[Stored data]
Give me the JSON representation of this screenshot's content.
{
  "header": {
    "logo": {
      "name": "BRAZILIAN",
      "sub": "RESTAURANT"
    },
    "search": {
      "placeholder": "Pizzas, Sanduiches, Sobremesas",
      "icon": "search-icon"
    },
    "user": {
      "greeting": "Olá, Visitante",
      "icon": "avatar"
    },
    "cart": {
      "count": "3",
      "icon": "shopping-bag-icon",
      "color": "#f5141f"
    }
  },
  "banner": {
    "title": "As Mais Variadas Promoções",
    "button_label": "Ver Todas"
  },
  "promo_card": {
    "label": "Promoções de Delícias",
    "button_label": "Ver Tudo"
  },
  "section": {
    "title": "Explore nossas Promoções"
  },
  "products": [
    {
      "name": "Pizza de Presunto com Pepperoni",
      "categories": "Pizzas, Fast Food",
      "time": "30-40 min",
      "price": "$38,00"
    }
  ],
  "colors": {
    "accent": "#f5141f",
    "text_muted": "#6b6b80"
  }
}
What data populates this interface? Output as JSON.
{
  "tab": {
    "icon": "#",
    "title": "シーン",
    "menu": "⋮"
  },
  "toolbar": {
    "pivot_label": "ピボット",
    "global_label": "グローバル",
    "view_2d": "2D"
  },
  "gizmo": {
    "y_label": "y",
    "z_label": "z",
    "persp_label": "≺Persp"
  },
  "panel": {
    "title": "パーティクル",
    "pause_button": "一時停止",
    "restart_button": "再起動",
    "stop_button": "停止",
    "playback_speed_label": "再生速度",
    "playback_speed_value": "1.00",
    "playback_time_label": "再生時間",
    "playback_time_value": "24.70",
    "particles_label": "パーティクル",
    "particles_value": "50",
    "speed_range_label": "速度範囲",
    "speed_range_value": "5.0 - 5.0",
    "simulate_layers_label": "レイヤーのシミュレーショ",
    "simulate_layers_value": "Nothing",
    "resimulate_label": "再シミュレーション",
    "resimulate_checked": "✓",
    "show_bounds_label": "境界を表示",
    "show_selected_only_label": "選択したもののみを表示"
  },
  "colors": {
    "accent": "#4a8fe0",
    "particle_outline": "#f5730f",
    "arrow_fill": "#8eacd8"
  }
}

## EXERCISE AIM
Restate the whole listing exactly, leaving out nothing.

## SOLUTION FOR THIS TASK
Give me the JSON representation of this screenshot's content.
{
  "header": {
    "logo": {
      "name": "BRAZILIAN",
      "sub": "RESTAURANT"
    },
    "search": {
      "placeholder": "Pizzas, Sanduiches, Sobremesas",
      "icon": "search-icon"
    },
    "user": {
      "greeting": "Olá, Visitante",
      "icon": "avatar"
    },
    "cart": {
      "count": "3",
      "icon": "shopping-bag-icon",
      "color": "#f5141f"
    }
  },
  "banner": {
    "title": "As Mais Variadas Promoções",
    "button_label": "Ver Todas"
  },
  "promo_card": {
    "label": "Promoções de Delícias",
    "button_label": "Ver Tudo"
  },
  "section": {
    "title": "Explore nossas Promoções"
  },
  "products": [
    {
      "name": "Pizza de Presunto com Pepperoni",
      "categories": "Pizzas, Fast Food",
      "time": "30-40 min",
      "price": "$38,00"
    }
  ],
  "colors": {
    "accent": "#f5141f",
    "text_muted": "#6b6b80"
  }
}
What data populates this interface? Output as JSON.
{
  "tab": {
    "icon": "#",
    "title": "シーン",
    "menu": "⋮"
  },
  "toolbar": {
    "pivot_label": "ピボット",
    "global_label": "グローバル",
    "view_2d": "2D"
  },
  "gizmo": {
    "y_label": "y",
    "z_label": "z",
    "persp_label": "≺Persp"
  },
  "panel": {
    "title": "パーティクル",
    "pause_button": "一時停止",
    "restart_button": "再起動",
    "stop_button": "停止",
    "playback_speed_label": "再生速度",
    "playback_speed_value": "1.00",
    "playback_time_label": "再生時間",
    "playback_time_value": "24.70",
    "particles_label": "パーティクル",
    "particles_value": "50",
    "speed_range_label": "速度範囲",
    "speed_range_value": "5.0 - 5.0",
    "simulate_layers_label": "レイヤーのシミュレーショ",
    "simulate_layers_value": "Nothing",
    "resimulate_label": "再シミュレーション",
    "resimulate_checked": "✓",
    "show_bounds_label": "境界を表示",
    "show_selected_only_label": "選択したもののみを表示"
  },
  "colors": {
    "accent": "#4a8fe0",
    "particle_outline": "#f5730f",
    "arrow_fill": "#8eacd8"
  }
}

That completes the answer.